Instructions to follow: Without the pictures, set down every line of the data exactly.

-------- Data for processing

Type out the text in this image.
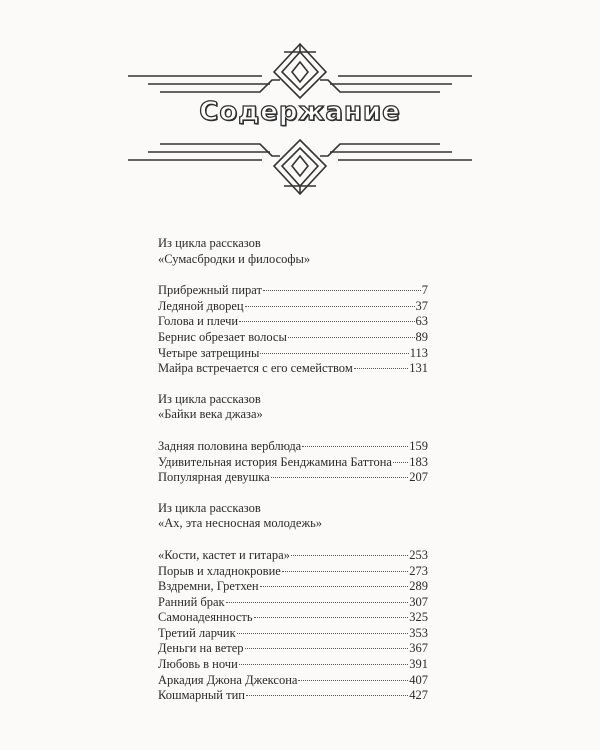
Содержание
Из цикла рассказов
«Сумасбродки и философы»
Прибрежный пират	7
Ледяной дворец	37
Голова и плечи	63
Бернис обрезает волосы	89
Четыре затрещины	113
Майра встречается с его семейством	131
Из цикла рассказов
«Байки века джаза»
Задняя половина верблюда	159
Удивительная история Бенджамина Баттона 183
Популярная девушка	207
Из цикла рассказов
«Ах, эта несносная молодежь»
«Кости, кастет и гитара»	253
Порыв и хладнокровие	273
Вздремни, Гретхен	289
Ранний брак	307
Самонадеянность	325
Третий ларчик	353
Деньги на ветер	367
Любовь в ночи	391
Аркадия Джона Джексона	407
Кошмарный тип	427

----------------

Finished task:
Type out the text in this image.
Содержание
Из цикла рассказов
«Сумасбродки и философы»
Прибрежный пират	7
Ледяной дворец	37
Голова и плечи	63
Бернис обрезает волосы	89
Четыре затрещины	113
Майра встречается с его семейством	131
Из цикла рассказов
«Байки века джаза»
Задняя половина верблюда	159
Удивительная история Бенджамина Баттона 183
Популярная девушка	207
Из цикла рассказов
«Ах, эта несносная молодежь»
«Кости, кастет и гитара»	253
Порыв и хладнокровие	273
Вздремни, Гретхен	289
Ранний брак	307
Самонадеянность	325
Третий ларчик	353
Деньги на ветер	367
Любовь в ночи	391
Аркадия Джона Джексона	407
Кошмарный тип	427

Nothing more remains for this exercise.